• Exercise inputs

########

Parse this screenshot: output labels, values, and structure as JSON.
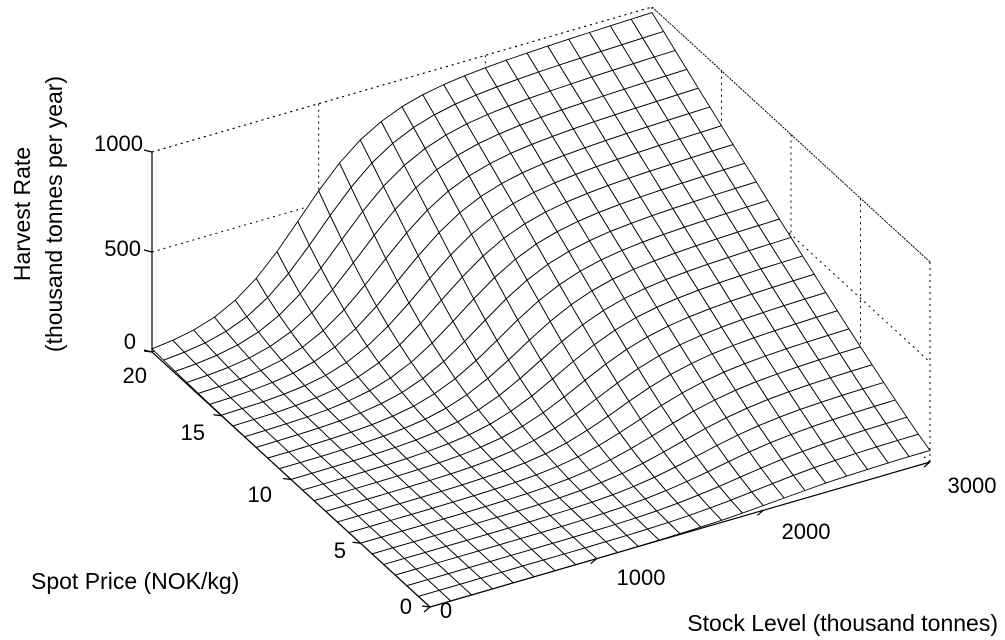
{
  "chart_data": {
    "type": "surface",
    "x": {
      "label": "Stock Level (thousand tonnes)",
      "lim": [
        0,
        3000
      ],
      "ticks": [
        0,
        1000,
        2000,
        3000
      ],
      "tick_labels": [
        "0",
        "1000",
        "2000",
        "3000"
      ]
    },
    "y": {
      "label": "Spot Price (NOK/kg)",
      "lim": [
        0,
        20
      ],
      "ticks": [
        0,
        5,
        10,
        15,
        20
      ],
      "tick_labels": [
        "0",
        "5",
        "10",
        "15",
        "20"
      ]
    },
    "z": {
      "label": "Harvest Rate",
      "label_line2": "(thousand tonnes per year)",
      "lim": [
        0,
        1000
      ],
      "ticks": [
        0,
        500,
        1000
      ],
      "tick_labels": [
        "0",
        "500",
        "1000"
      ]
    },
    "grid": true,
    "mesh": {
      "x_lines": 25,
      "y_lines": 25
    },
    "surface_samples": {
      "description": "approximate harvest rate read off the surface",
      "points": [
        {
          "stock": 0,
          "price": 0,
          "harvest": 0
        },
        {
          "stock": 0,
          "price": 20,
          "harvest": 0
        },
        {
          "stock": 500,
          "price": 20,
          "harvest": 30
        },
        {
          "stock": 1000,
          "price": 20,
          "harvest": 650
        },
        {
          "stock": 1500,
          "price": 20,
          "harvest": 840
        },
        {
          "stock": 2000,
          "price": 20,
          "harvest": 920
        },
        {
          "stock": 3000,
          "price": 20,
          "harvest": 1000
        },
        {
          "stock": 1000,
          "price": 10,
          "harvest": 100
        },
        {
          "stock": 2000,
          "price": 10,
          "harvest": 550
        },
        {
          "stock": 3000,
          "price": 10,
          "harvest": 680
        },
        {
          "stock": 1000,
          "price": 0,
          "harvest": 0
        },
        {
          "stock": 2000,
          "price": 0,
          "harvest": 30
        },
        {
          "stock": 3000,
          "price": 0,
          "harvest": 60
        }
      ]
    }
  }
}
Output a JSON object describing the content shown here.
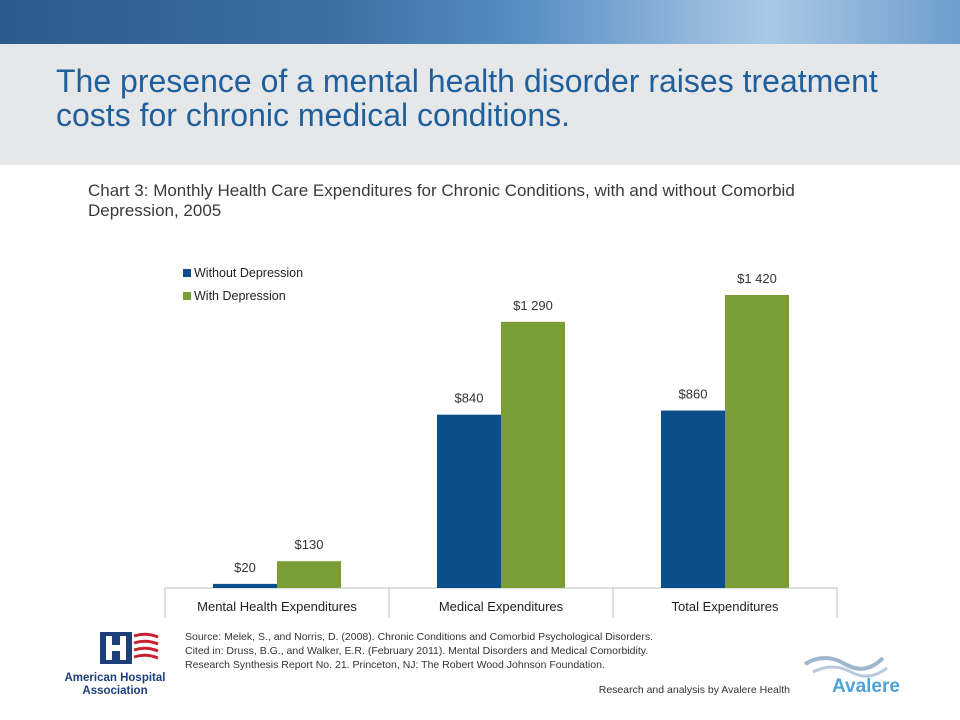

########

• Task description
Each line above that holds the string "tonnes" should be copied and shown.

• Task response
      "label": "Stock Level (thousand tonnes)",
      "label_line2": "(thousand tonnes per year)",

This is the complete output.